Directive: Images should be left out, and everything else in the listing reproduced exactly.

Recorded information:
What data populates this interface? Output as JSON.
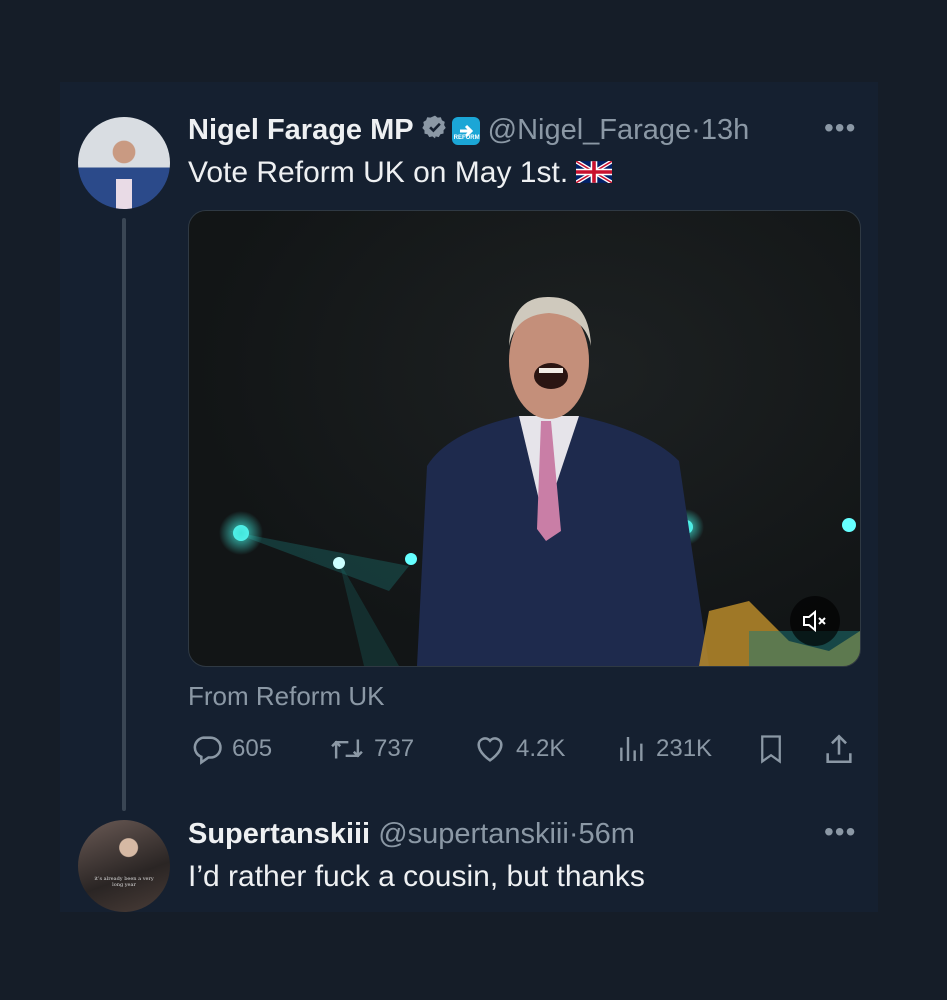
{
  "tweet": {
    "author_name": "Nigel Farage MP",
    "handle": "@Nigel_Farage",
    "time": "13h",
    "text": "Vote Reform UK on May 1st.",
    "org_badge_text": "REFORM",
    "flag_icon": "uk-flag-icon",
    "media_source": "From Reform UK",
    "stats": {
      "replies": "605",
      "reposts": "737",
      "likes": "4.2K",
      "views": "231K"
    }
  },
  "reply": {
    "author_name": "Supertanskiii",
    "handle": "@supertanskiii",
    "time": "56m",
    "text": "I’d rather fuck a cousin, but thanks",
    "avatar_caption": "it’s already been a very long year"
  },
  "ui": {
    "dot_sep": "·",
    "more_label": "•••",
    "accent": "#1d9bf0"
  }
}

Exercise response:
What data populates this interface? Output as JSON.
{
  "tweet": {
    "author_name": "Nigel Farage MP",
    "handle": "@Nigel_Farage",
    "time": "13h",
    "text": "Vote Reform UK on May 1st.",
    "org_badge_text": "REFORM",
    "flag_icon": "uk-flag-icon",
    "media_source": "From Reform UK",
    "stats": {
      "replies": "605",
      "reposts": "737",
      "likes": "4.2K",
      "views": "231K"
    }
  },
  "reply": {
    "author_name": "Supertanskiii",
    "handle": "@supertanskiii",
    "time": "56m",
    "text": "I’d rather fuck a cousin, but thanks",
    "avatar_caption": "it’s already been a very long year"
  },
  "ui": {
    "dot_sep": "·",
    "more_label": "•••",
    "accent": "#1d9bf0"
  }
}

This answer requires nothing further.